>> start INPUT
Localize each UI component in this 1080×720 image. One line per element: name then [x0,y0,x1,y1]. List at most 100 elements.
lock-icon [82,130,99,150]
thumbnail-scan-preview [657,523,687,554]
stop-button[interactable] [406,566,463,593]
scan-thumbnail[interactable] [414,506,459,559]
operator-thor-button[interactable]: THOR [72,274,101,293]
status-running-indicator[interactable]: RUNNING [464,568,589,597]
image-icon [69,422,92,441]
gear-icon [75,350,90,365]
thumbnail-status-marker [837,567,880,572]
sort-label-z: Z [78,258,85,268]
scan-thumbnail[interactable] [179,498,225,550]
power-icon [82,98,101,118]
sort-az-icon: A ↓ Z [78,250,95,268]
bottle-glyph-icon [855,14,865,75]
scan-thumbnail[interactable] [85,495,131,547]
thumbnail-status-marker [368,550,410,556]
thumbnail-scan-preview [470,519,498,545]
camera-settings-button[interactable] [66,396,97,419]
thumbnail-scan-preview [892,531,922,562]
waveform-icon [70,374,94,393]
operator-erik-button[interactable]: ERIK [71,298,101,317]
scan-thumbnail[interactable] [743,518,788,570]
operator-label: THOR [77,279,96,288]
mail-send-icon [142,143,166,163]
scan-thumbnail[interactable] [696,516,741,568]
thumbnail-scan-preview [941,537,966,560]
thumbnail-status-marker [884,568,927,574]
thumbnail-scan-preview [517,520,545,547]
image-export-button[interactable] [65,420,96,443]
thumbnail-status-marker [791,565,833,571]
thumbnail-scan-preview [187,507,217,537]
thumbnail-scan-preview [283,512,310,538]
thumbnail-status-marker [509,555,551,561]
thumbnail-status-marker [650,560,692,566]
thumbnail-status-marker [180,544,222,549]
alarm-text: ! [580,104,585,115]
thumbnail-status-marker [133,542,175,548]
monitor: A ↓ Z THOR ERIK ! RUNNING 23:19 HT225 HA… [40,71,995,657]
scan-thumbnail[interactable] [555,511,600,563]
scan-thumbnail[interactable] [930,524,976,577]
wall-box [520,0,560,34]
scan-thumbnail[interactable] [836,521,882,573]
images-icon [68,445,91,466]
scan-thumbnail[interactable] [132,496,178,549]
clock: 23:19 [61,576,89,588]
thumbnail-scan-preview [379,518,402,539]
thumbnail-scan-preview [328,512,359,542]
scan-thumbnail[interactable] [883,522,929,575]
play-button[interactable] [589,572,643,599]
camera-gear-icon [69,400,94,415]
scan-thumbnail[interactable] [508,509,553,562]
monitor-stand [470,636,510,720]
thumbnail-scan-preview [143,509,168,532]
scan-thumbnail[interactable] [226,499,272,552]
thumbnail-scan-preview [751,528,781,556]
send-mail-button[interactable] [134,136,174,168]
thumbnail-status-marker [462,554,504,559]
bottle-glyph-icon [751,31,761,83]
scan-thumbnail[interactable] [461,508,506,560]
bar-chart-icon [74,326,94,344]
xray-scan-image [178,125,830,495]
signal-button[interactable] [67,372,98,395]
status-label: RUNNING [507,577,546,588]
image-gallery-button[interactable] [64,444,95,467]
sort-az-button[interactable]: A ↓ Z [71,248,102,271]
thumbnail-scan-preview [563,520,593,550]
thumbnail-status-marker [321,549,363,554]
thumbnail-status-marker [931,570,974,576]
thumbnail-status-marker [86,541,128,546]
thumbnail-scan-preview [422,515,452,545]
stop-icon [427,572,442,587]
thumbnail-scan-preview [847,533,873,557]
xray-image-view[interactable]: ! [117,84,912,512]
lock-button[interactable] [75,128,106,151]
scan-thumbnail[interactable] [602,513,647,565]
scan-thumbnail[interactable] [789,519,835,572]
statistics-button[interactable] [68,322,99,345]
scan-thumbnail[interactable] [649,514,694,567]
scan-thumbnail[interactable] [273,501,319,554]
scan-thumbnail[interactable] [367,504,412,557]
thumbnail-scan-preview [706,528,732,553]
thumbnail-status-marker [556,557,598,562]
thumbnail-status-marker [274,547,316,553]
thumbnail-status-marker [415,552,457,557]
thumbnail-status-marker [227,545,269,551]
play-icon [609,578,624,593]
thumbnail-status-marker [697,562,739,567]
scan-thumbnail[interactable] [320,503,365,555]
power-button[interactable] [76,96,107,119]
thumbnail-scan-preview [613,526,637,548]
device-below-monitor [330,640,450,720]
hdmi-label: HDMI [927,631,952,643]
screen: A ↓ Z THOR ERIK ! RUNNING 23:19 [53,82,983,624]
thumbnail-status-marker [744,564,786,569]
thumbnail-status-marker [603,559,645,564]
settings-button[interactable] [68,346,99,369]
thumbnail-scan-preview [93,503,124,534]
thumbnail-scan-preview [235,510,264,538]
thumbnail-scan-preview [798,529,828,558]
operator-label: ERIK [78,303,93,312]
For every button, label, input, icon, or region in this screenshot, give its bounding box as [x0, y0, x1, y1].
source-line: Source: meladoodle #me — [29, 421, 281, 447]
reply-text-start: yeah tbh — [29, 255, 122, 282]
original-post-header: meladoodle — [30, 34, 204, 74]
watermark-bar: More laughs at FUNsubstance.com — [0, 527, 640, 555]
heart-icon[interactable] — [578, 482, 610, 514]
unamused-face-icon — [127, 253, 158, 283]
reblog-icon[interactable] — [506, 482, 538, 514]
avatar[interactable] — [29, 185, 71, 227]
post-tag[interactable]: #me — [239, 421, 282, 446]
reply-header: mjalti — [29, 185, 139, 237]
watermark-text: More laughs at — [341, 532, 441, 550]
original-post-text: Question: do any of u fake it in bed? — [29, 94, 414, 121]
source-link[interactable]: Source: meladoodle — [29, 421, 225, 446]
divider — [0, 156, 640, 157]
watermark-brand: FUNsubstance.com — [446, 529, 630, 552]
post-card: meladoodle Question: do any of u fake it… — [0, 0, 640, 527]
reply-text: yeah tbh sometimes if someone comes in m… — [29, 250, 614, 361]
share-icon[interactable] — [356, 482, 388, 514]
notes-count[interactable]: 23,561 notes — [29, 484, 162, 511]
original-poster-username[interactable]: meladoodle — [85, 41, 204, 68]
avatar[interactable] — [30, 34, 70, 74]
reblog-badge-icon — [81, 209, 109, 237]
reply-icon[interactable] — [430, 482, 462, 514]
>> end INPUT
PROMPT: Report each line above that contains the string "avatar", counting only matches with the same case.

RESPONSE TO THE TASK:
avatar[interactable] — [29, 185, 71, 227]
avatar[interactable] — [30, 34, 70, 74]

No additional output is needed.